Extract, from the records beneath this instruction, each line that contains the word "Production".

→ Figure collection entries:
__________________________________________________

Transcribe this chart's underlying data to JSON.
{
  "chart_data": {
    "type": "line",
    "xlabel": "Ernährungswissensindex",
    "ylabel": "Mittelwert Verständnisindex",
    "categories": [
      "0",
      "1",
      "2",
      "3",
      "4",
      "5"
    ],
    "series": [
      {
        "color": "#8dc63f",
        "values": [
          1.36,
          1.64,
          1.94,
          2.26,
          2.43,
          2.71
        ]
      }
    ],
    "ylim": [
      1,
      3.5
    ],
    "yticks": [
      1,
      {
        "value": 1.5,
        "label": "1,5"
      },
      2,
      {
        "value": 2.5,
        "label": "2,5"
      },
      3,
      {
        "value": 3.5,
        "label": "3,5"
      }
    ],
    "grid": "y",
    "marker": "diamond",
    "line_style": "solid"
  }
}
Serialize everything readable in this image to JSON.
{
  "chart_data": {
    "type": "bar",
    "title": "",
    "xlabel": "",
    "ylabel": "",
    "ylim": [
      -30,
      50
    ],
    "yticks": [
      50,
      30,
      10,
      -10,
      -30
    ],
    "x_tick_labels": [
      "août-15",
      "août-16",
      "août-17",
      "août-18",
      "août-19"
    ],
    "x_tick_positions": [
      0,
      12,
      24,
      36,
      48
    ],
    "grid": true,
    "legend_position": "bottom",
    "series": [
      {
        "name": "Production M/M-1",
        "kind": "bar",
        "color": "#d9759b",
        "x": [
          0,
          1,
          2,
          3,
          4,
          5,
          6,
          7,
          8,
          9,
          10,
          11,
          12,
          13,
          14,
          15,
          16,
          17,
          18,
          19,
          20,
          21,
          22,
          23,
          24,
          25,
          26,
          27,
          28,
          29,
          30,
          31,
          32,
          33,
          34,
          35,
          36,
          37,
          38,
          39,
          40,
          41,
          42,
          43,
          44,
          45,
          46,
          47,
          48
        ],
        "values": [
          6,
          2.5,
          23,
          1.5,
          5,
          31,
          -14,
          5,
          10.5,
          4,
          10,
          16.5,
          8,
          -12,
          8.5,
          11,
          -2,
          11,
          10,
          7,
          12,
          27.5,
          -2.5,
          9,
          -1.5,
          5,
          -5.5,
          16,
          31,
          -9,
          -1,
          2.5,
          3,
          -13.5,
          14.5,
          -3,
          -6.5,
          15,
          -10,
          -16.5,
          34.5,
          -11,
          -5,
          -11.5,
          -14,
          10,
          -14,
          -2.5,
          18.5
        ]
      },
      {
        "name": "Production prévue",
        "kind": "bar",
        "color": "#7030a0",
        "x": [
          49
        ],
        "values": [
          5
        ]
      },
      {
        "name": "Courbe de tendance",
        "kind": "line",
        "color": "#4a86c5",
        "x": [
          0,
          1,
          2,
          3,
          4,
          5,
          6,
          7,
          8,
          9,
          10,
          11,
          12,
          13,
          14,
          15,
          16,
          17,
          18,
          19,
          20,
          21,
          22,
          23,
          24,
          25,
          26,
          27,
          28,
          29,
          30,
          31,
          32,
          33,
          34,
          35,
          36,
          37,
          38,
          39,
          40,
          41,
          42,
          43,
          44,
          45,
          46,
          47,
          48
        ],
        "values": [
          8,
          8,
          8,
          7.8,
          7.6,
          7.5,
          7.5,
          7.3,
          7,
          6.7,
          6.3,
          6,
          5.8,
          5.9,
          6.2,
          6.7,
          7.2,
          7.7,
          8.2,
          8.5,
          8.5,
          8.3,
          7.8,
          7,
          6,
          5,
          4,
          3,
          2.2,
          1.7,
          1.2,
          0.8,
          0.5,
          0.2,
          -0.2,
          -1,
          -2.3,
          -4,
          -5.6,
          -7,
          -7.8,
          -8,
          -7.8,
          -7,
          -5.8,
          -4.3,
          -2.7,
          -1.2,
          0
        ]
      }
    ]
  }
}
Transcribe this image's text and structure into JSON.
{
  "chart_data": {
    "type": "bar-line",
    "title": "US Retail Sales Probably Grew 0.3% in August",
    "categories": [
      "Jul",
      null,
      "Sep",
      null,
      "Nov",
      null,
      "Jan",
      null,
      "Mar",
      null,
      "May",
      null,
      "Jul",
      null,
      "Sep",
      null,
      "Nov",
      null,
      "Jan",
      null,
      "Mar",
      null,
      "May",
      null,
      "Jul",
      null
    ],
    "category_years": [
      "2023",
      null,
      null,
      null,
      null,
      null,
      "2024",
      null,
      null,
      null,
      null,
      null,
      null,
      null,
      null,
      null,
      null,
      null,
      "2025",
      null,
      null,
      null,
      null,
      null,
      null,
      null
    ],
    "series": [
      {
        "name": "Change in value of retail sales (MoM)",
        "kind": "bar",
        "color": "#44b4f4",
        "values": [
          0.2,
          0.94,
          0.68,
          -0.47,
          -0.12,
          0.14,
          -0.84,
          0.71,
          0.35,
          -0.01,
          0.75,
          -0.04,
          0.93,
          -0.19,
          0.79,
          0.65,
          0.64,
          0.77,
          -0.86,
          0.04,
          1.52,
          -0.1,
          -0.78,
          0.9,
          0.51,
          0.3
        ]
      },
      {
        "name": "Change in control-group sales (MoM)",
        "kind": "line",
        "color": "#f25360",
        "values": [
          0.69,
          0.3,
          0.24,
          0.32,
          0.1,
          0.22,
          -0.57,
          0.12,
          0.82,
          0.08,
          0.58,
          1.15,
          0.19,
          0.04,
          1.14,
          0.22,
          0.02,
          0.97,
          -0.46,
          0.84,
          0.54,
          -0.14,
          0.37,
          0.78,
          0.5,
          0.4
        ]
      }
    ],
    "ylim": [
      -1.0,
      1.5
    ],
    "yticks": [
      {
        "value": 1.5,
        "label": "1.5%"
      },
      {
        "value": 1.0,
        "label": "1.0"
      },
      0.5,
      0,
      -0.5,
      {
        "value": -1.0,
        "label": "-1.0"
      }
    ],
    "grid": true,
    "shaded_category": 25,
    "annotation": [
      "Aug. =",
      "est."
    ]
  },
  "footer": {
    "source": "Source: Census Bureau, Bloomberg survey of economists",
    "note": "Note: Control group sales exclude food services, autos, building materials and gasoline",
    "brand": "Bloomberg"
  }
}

__________________________________________________

→ Answer to the problem:
        "name": "Production M/M-1",
        "name": "Production prévue",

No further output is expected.